Exercise details »
In the material below, identify each line bearing the word "dependent". Reproduce those lines.
--- begin Provided data ---
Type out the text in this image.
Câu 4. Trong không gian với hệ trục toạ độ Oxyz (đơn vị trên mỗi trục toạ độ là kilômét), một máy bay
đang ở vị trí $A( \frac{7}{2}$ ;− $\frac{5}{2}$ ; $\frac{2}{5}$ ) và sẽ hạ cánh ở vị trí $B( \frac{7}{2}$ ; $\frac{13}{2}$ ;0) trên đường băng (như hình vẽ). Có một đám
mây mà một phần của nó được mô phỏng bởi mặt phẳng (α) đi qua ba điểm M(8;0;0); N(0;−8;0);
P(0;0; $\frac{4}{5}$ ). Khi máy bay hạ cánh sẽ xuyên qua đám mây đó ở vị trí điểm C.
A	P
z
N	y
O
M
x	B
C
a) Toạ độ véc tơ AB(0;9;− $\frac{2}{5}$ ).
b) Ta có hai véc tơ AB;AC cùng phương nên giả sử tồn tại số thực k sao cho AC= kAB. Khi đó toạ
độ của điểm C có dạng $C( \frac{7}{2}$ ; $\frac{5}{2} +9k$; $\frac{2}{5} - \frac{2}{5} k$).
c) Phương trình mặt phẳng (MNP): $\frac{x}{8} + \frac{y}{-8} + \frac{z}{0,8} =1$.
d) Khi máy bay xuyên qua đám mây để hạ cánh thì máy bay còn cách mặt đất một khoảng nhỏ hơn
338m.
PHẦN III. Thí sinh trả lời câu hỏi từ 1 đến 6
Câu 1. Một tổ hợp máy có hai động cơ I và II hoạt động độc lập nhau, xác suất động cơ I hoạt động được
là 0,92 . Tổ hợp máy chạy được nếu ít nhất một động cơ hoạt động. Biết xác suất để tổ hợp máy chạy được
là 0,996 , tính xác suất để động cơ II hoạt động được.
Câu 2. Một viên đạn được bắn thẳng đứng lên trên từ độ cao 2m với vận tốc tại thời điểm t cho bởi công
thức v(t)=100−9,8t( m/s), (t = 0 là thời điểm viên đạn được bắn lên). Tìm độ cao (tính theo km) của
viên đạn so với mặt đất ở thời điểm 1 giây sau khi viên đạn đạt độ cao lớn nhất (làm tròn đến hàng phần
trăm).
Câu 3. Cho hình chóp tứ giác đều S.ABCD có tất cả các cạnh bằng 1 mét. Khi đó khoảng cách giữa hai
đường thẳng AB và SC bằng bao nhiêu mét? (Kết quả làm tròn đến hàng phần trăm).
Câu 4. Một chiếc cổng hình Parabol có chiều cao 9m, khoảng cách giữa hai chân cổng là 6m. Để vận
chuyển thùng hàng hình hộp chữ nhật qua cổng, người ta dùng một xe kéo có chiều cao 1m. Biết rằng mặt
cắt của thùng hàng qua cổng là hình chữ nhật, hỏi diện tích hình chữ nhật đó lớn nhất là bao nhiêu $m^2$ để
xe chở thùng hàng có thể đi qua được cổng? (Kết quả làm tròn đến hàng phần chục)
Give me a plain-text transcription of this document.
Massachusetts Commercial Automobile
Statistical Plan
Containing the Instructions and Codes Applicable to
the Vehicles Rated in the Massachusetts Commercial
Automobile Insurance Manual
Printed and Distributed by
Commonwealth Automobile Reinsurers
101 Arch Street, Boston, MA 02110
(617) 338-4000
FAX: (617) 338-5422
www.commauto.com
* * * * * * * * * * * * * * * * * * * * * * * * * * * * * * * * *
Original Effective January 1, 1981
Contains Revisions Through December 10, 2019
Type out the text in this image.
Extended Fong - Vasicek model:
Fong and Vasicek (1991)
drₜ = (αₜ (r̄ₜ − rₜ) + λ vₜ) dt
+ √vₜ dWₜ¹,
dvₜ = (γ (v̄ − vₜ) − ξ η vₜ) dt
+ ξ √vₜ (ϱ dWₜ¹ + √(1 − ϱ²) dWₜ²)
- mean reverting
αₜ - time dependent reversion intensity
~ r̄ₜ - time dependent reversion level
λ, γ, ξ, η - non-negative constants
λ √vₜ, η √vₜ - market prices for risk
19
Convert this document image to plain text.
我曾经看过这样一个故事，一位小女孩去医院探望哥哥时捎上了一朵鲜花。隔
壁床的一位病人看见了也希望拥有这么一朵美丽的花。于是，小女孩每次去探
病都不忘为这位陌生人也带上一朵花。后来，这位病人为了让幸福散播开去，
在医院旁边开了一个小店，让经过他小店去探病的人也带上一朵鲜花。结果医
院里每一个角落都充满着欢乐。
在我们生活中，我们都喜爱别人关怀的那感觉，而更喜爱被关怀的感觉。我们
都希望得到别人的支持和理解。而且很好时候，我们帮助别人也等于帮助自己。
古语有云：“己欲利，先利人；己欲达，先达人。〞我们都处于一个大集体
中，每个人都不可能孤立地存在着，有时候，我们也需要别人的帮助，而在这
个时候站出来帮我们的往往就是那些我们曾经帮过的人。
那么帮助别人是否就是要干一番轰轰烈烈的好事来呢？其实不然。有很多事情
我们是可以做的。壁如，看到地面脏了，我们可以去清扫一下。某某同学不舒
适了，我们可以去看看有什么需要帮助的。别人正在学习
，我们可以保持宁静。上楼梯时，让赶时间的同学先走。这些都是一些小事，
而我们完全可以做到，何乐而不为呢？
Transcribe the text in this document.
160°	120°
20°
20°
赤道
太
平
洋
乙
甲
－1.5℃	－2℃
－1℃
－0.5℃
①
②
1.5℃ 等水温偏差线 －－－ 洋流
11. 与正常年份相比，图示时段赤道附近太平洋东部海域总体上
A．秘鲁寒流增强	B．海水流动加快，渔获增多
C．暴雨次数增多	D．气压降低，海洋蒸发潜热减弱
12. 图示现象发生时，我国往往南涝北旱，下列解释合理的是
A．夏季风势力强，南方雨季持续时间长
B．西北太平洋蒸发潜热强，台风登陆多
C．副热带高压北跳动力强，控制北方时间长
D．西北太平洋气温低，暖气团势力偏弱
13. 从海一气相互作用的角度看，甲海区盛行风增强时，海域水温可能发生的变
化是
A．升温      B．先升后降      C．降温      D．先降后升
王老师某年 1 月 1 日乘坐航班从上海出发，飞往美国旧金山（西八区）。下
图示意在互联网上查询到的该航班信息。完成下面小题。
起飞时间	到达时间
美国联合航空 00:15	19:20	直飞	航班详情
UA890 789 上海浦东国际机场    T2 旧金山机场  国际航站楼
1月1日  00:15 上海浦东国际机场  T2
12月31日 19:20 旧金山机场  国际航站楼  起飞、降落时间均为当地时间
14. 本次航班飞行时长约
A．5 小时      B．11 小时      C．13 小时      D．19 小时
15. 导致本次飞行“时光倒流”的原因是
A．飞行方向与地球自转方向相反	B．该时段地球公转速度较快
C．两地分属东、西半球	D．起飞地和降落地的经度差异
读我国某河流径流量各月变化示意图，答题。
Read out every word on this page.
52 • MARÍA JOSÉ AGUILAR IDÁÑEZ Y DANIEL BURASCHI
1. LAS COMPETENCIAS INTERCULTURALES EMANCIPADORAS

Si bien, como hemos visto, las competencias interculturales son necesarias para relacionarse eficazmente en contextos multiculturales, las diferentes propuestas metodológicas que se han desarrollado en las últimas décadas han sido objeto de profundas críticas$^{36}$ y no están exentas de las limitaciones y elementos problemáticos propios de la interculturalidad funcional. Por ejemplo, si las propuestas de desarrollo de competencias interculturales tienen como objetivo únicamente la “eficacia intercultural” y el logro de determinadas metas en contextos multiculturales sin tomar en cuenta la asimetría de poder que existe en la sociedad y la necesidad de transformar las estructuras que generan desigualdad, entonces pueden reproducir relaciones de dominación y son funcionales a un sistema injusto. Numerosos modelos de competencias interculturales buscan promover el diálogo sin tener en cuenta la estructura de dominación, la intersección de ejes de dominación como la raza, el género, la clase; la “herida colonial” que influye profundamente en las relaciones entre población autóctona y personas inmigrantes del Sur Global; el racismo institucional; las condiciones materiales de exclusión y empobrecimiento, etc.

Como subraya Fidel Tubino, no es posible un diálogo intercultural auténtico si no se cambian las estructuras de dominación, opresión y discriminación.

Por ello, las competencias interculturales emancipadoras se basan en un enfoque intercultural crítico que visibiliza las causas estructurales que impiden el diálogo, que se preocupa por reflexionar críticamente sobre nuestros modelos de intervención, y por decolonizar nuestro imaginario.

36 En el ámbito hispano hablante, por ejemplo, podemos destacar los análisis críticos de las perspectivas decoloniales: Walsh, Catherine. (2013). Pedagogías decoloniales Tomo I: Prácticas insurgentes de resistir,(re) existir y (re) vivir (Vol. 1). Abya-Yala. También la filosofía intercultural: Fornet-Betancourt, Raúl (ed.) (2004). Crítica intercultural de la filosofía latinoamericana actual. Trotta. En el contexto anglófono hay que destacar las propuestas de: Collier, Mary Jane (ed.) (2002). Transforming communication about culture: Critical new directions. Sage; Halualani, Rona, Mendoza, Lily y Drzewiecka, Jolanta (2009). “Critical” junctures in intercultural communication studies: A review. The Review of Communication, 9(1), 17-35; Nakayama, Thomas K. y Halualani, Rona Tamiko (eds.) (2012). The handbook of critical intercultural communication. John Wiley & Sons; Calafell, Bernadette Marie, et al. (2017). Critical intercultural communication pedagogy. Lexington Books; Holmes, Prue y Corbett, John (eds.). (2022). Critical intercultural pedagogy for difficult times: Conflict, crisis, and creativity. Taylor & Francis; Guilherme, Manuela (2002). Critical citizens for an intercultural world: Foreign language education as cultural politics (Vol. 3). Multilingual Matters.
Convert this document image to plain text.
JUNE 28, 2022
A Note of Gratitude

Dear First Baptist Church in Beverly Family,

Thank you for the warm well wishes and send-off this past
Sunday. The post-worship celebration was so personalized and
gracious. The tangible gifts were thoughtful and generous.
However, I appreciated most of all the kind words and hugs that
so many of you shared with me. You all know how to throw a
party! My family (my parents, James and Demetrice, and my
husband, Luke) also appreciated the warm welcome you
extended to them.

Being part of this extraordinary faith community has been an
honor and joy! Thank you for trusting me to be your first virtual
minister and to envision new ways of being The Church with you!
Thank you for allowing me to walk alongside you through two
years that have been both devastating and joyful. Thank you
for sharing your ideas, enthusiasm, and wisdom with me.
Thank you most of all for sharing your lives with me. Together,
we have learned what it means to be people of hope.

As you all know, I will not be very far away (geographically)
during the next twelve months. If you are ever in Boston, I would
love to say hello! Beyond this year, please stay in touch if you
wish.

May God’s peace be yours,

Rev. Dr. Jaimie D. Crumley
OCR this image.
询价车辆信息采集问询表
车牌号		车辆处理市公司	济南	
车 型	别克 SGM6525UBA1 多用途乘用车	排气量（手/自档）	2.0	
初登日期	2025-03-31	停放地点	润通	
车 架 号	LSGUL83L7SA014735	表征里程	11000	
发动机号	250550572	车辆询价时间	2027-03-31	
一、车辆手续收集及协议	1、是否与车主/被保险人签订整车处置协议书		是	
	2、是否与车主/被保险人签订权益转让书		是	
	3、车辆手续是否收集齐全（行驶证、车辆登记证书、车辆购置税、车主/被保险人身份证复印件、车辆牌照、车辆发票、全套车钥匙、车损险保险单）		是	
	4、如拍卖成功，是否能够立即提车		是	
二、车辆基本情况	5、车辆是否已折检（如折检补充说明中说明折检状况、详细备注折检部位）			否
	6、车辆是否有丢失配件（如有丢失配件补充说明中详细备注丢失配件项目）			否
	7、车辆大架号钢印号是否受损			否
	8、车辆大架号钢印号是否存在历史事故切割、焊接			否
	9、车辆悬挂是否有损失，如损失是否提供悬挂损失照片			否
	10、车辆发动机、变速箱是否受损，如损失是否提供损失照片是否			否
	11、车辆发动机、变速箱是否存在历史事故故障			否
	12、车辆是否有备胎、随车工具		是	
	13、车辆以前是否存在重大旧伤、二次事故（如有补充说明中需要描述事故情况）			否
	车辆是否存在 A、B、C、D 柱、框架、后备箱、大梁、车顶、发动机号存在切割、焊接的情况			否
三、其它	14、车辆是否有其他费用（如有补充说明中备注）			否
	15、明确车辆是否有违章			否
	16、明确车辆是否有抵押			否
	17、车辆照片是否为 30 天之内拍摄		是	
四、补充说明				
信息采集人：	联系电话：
--- end Provided data ---
Exercise result »
αₜ - time dependent reversion intensity
~ r̄ₜ - time dependent reversion level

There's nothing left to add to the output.